◆ Requirements: In the diary post, write out the text again from "Yesterday I mentioned" to "nature of reality?", swapping "universe" for "cosmos".

◆ Source text:
·····

Posted by DMC on 8 December 2010 in Diary |

Yesterday I mentioned that I was reading Prof Stephen Hawkings’ book, The Grand Design. I really ought to say little more about this book. Although the authors write in fairly plain language, inevitably one gets involved with quark’s, neutrons, protons, atoms and the like and numbers so long that the number of zeros would take several lines to type out, for example 10 to the power of 500. Although I like to think I understand what I’m reading at the time I would not relish the idea to have to sit examination having finished the book.

The object of the book is summed up in the first chapter where Prof Hawkins poses the following questions which have puzzled me for decades. Typically:

  • How can we understand the world in which we find ourselves?
  • How does the universe behave?
  • What is the nature of reality?
  • Where did all  this come from?
  • Did the universe need a creator? and in a later chapter
  • Why is there a universe?

In dealing with such questions Prof Hawkins says things like “if you go far enough back  in time the universe was as small as….. 1 billion-trillion-trillionth of a centimetre”.

You are left wondering how on earth they ever arrived at that figure, certainly before the advent of the computer but I do not have the temerity  to question someone so eminent as Prof Hawkins.

In any event, this very, very, very ‘tiny  ‘spec was all that existed in (‘ space’?) before the big bang from which all the galaxies and the universe have been formed. Before the big bang it seems that time did not exist! Prof audience confirms what seems now to be fairly common knowledge that the big bang occurred 13.7 billion years ago. Just what time of the day it was is yet to established. If I understand you correctly physicists are able to look back to a 200th. of a second before the event and are hoping to get even nearer to the precise moment of the big bang using the giant collider in Switzerland.

From the best of my recollection nowhere in the book did the authors questioned the existence of God. However, I was certainly left with the impression that the answer to the question ‘ Did the universe need a creator?’ was in the negative. Having said that I suppose it leaves people with faith in a higher being asking the question who was responsible for that tiny speck , being there in the first instance, and then causing the big bang.

Following on from that Prof Hawkins also agrees that the earth was formed 4.5 billion years ago and that humming noise had only been on it for a minute fraction of time, 200,000 years. I wonder how much longer we will be here?

What has blown my mind for decades is the concept of infinity and the fact that the whole universe is constantly expanding (into what? (Infinite space!!). Presumably, from knowing the rate of expansion, scientists were able to work backwards to establish the age of the universe. You would think from this expansion that everything you see on a clear starry night would be getting farther away from you all the time. However, nothing is that simple. Prof Hawkins explains this phenomenon by saying that distant galaxies recede from us as if the cosmos were on the surface of a giant balloon.

·····

◆ Data shown:
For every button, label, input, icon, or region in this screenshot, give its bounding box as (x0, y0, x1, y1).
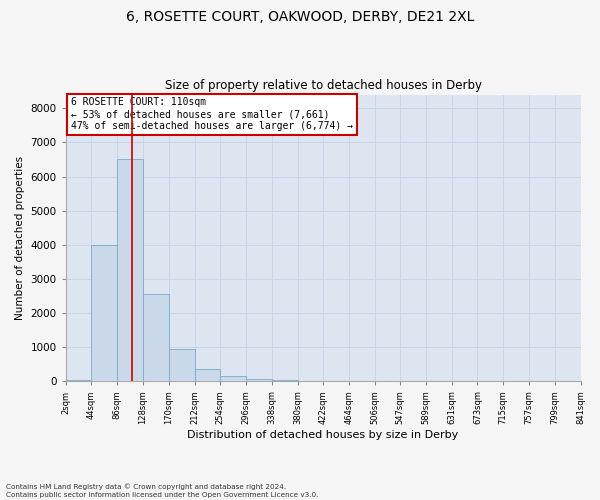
Bar (169, 350, 194, 382)
Bar (194, 369, 220, 382)
Bar (91, 246, 117, 382)
Title: Size of property relative to detached houses in Derby: Size of property relative to detached ho… (164, 79, 482, 92)
Text: Contains HM Land Registry data © Crown copyright and database right 2024.
Contai: Contains HM Land Registry data © Crown c… (6, 484, 319, 498)
Bar (66, 380, 91, 382)
X-axis label: Distribution of detached houses by size in Derby: Distribution of detached houses by size … (187, 430, 459, 440)
Bar (298, 380, 323, 382)
Bar (143, 294, 169, 382)
Text: 6, ROSETTE COURT, OAKWOOD, DERBY, DE21 2XL: 6, ROSETTE COURT, OAKWOOD, DERBY, DE21 2… (126, 10, 474, 24)
Bar (117, 159, 143, 382)
Bar (220, 376, 246, 382)
Bar (246, 379, 272, 382)
Text: 6 ROSETTE COURT: 110sqm
← 53% of detached houses are smaller (7,661)
47% of semi: 6 ROSETTE COURT: 110sqm ← 53% of detache… (71, 98, 353, 130)
Y-axis label: Number of detached properties: Number of detached properties (15, 156, 25, 320)
Bar (272, 380, 298, 382)
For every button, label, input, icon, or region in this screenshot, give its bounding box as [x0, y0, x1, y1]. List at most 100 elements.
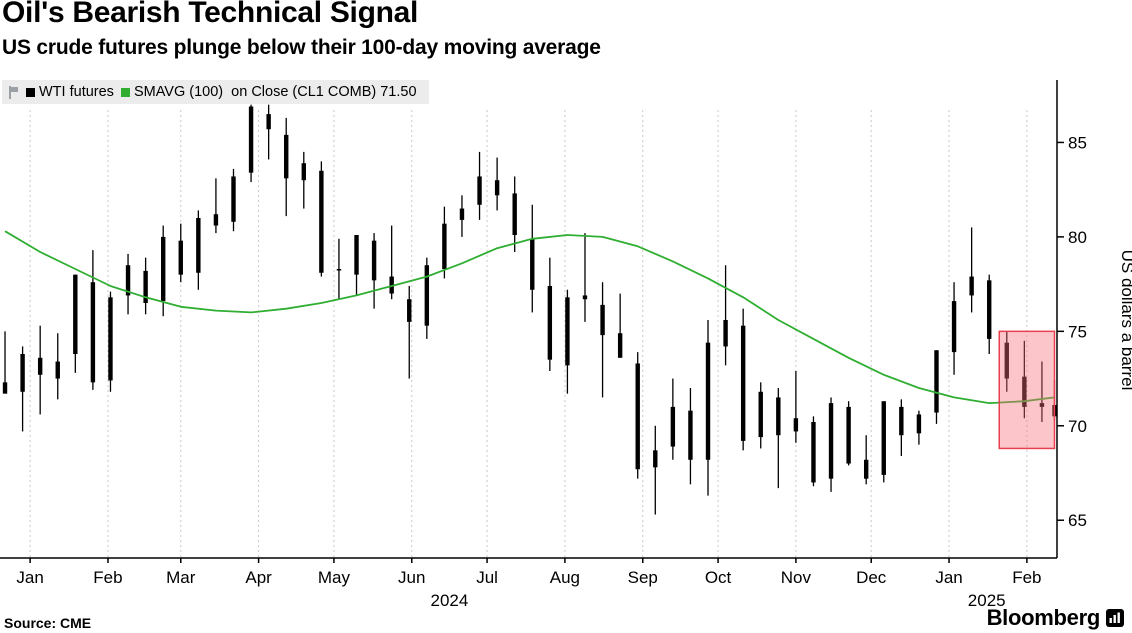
x-tick-label: Aug [550, 568, 580, 587]
wti-bar-body [231, 176, 236, 222]
wti-bar-body [934, 350, 939, 413]
wti-bar-body [108, 297, 113, 381]
y-tick-label: 70 [1068, 417, 1087, 436]
x-tick-label: Apr [245, 568, 272, 587]
wti-bar-body [494, 180, 500, 196]
smavg-line [4, 230, 1055, 405]
wti-bar-body [670, 406, 676, 447]
x-year-label: 2024 [430, 591, 468, 610]
wti-bar-body [1039, 403, 1045, 407]
wti-bar-body [196, 218, 201, 273]
wti-bar-body [582, 295, 588, 300]
wti-bar-body [635, 363, 640, 470]
x-tick-label: Feb [93, 568, 122, 587]
smavg-legend-label: SMAVG (100) on Close (CL1 COMB) 71.50 [133, 84, 417, 100]
smavg-swatch [120, 87, 130, 97]
wti-bar-body [600, 304, 605, 336]
wti-bar-body [846, 406, 851, 464]
wti-bar-body [284, 134, 289, 179]
wti-bar-body [863, 459, 869, 479]
y-tick-label: 80 [1068, 228, 1087, 247]
x-tick-label: Jan [935, 568, 962, 587]
bloomberg-brand: Bloomberg [987, 605, 1124, 631]
wti-bar-body [389, 276, 394, 294]
wti-bar-body [319, 170, 324, 273]
wti-legend-label: WTI futures [39, 84, 114, 100]
wti-bar-body [37, 357, 43, 375]
wti-bar-body [1004, 342, 1009, 379]
wti-bar-body [143, 270, 148, 303]
wti-bar-body [530, 238, 535, 290]
y-tick-label: 85 [1068, 133, 1087, 152]
wti-bar-body [125, 265, 131, 296]
wti-bar-body [916, 414, 922, 434]
wti-bar-body [248, 106, 254, 173]
wti-bar-body [547, 286, 553, 360]
wti-bar-body [653, 450, 658, 468]
x-tick-label: Jan [16, 568, 43, 587]
wti-bar-body [442, 223, 447, 269]
wti-bar-body [1022, 376, 1027, 407]
source-label: Source: CME [4, 615, 92, 631]
wti-bar-body [758, 391, 763, 438]
y-tick-label: 75 [1068, 322, 1087, 341]
page-subtitle: US crude futures plunge below their 100-… [2, 36, 601, 59]
wti-bar-body [899, 406, 904, 436]
wti-bar-body [688, 410, 693, 460]
x-tick-label: Jul [476, 568, 498, 587]
x-tick-label: May [318, 568, 351, 587]
x-tick-label: Jun [398, 568, 425, 587]
wti-bar-body [793, 418, 799, 432]
wti-bar-body [881, 401, 886, 475]
wti-bar-body [371, 240, 377, 281]
wti-bar-body [424, 265, 430, 326]
x-year-label: 2025 [968, 591, 1006, 610]
wti-bar-body [512, 193, 517, 235]
wti-bar-body [617, 333, 623, 358]
wti-bar-body [336, 269, 342, 271]
x-tick-label: Mar [166, 568, 196, 587]
x-tick-label: Dec [856, 568, 887, 587]
x-tick-label: Nov [781, 568, 812, 587]
chart-canvas: Jan Feb Mar Apr May Jun Jul Aug Sep Oct Nov Dec Jan F… [0, 80, 1132, 610]
wti-bar-body [90, 282, 96, 383]
wti-bar-body [828, 403, 834, 479]
bloomberg-terminal-icon [1106, 609, 1124, 627]
y-tick-label: 65 [1068, 511, 1087, 530]
wti-bar-body [354, 235, 359, 275]
legend-flag-icon [8, 85, 19, 99]
x-tick-label: Oct [705, 568, 732, 587]
wti-bar-body [55, 361, 60, 379]
x-tick-label: Feb [1012, 568, 1041, 587]
wti-bar-body [2, 382, 8, 394]
wti-bar-body [811, 422, 816, 483]
highlight-region [998, 330, 1056, 450]
wti-bar-body [301, 163, 306, 181]
wti-bar-body [213, 214, 219, 226]
wti-bar-body [73, 274, 78, 354]
chart-legend: WTI futures SMAVG (100) on Close (CL1 CO… [2, 80, 429, 104]
wti-bars [2, 104, 1057, 515]
page-title: Oil's Bearish Technical Signal [2, 0, 419, 29]
wti-bar-body [705, 342, 711, 460]
wti-bar-body [987, 280, 992, 339]
legend-item-wti: WTI futures [26, 84, 114, 100]
y-axis-title: US dollars a barrel [1118, 250, 1132, 391]
wti-bar-body [565, 297, 570, 366]
wti-bar-body [477, 176, 482, 205]
wti-bar-body [740, 325, 746, 441]
wti-bar-body [160, 236, 166, 302]
wti-bar-body [20, 354, 25, 392]
wti-bar-body [266, 114, 271, 130]
wti-bar-body [951, 301, 957, 353]
wti-bar-body [723, 320, 728, 347]
wti-bar-body [776, 397, 781, 436]
wti-bar-body [459, 208, 465, 220]
legend-item-smavg: SMAVG (100) on Close (CL1 COMB) 71.50 [120, 84, 417, 100]
bloomberg-wordmark: Bloomberg [986, 605, 1101, 630]
wti-bar-body [969, 276, 974, 296]
wti-swatch [26, 87, 35, 97]
x-tick-label: Sep [628, 568, 658, 587]
chart-footer: Source: CME Bloomberg [4, 605, 1124, 631]
wti-bar-body [178, 240, 183, 275]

·····

◆ Exercise answer:
Yesterday I mentioned that I was reading Prof Stephen Hawkings’ book, The Grand Design. I really ought to say little more about this book. Although the authors write in fairly plain language, inevitably one gets involved with quark’s, neutrons, protons, atoms and the like and numbers so long that the number of zeros would take several lines to type out, for example 10 to the power of 500. Although I like to think I understand what I’m reading at the time I would not relish the idea to have to sit examination having finished the book.

The object of the book is summed up in the first chapter where Prof Hawkins poses the following questions which have puzzled me for decades. Typically:

  • How can we understand the world in which we find ourselves?
  • How does the cosmos behave?
  • What is the nature of reality?